▸ Instructions to follow: Reproduce the listing word for word. Skip any image.

▸ Recorded data:
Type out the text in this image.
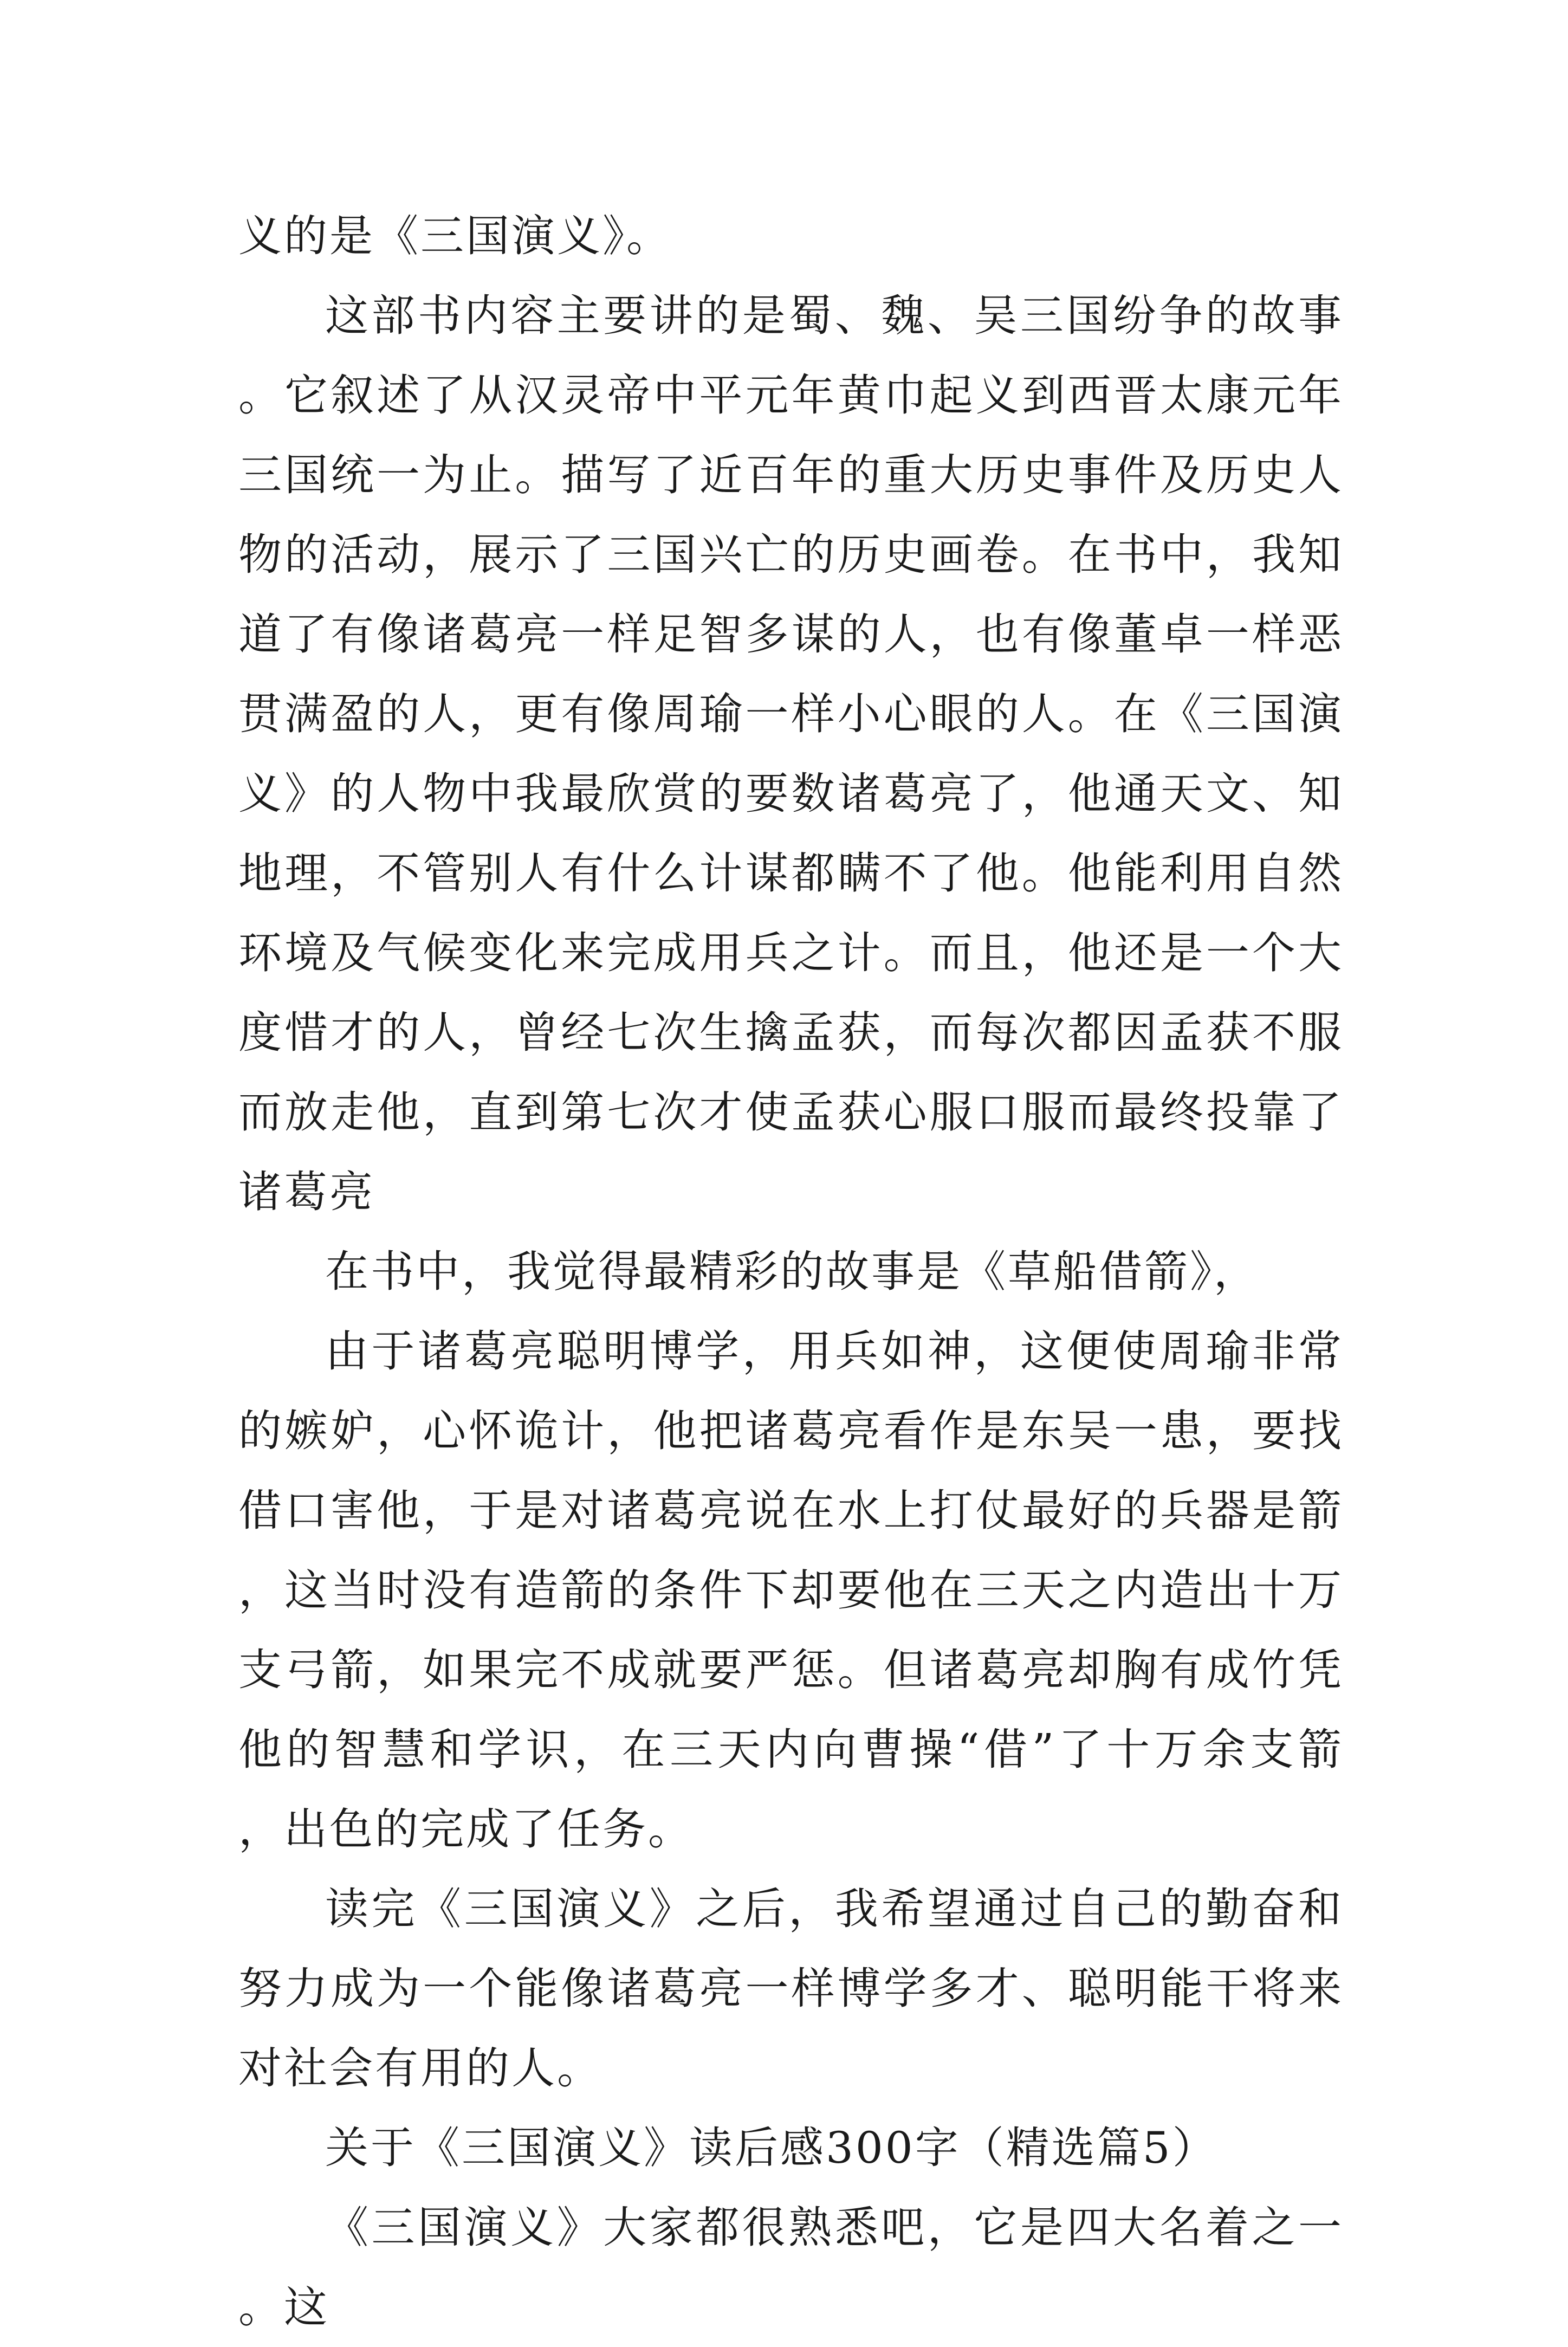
义的是《三国演义》。

这部书内容主要讲的是蜀、魏、吴三国纷争的故事。它叙述了从汉灵帝中平元年黄巾起义到西晋太康元年三国统一为止。描写了近百年的重大历史事件及历史人物的活动，展示了三国兴亡的历史画卷。在书中，我知道了有像诸葛亮一样足智多谋的人，也有像董卓一样恶贯满盈的人，更有像周瑜一样小心眼的人。在《三国演义》的人物中我最欣赏的要数诸葛亮了，他通天文、知地理，不管别人有什么计谋都瞒不了他。他能利用自然环境及气候变化来完成用兵之计。而且，他还是一个大度惜才的人，曾经七次生擒孟获，而每次都因孟获不服而放走他，直到第七次才使孟获心服口服而最终投靠了诸葛亮

在书中，我觉得最精彩的故事是《草船借箭》，

由于诸葛亮聪明博学，用兵如神，这便使周瑜非常的嫉妒，心怀诡计，他把诸葛亮看作是东吴一患，要找借口害他，于是对诸葛亮说在水上打仗最好的兵器是箭，这当时没有造箭的条件下却要他在三天之内造出十万支弓箭，如果完不成就要严惩。但诸葛亮却胸有成竹凭他的智慧和学识，在三天内向曹操“借”了十万余支箭 ，出色的完成了任务。

读完《三国演义》之后，我希望通过自己的勤奋和努力成为一个能像诸葛亮一样博学多才、聪明能干将来对社会有用的人。

关于《三国演义》读后感300字（精选篇5）

《三国演义》大家都很熟悉吧，它是四大名着之一。这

▸ Expected answer:
Type out the text in this image.
义的是《三国演义》。

这部书内容主要讲的是蜀、魏、吴三国纷争的故事。它叙述了从汉灵帝中平元年黄巾起义到西晋太康元年三国统一为止。描写了近百年的重大历史事件及历史人物的活动，展示了三国兴亡的历史画卷。在书中，我知道了有像诸葛亮一样足智多谋的人，也有像董卓一样恶贯满盈的人，更有像周瑜一样小心眼的人。在《三国演义》的人物中我最欣赏的要数诸葛亮了，他通天文、知地理，不管别人有什么计谋都瞒不了他。他能利用自然环境及气候变化来完成用兵之计。而且，他还是一个大度惜才的人，曾经七次生擒孟获，而每次都因孟获不服而放走他，直到第七次才使孟获心服口服而最终投靠了诸葛亮

在书中，我觉得最精彩的故事是《草船借箭》，

由于诸葛亮聪明博学，用兵如神，这便使周瑜非常的嫉妒，心怀诡计，他把诸葛亮看作是东吴一患，要找借口害他，于是对诸葛亮说在水上打仗最好的兵器是箭，这当时没有造箭的条件下却要他在三天之内造出十万支弓箭，如果完不成就要严惩。但诸葛亮却胸有成竹凭他的智慧和学识，在三天内向曹操“借”了十万余支箭 ，出色的完成了任务。

读完《三国演义》之后，我希望通过自己的勤奋和努力成为一个能像诸葛亮一样博学多才、聪明能干将来对社会有用的人。

关于《三国演义》读后感300字（精选篇5）

《三国演义》大家都很熟悉吧，它是四大名着之一。这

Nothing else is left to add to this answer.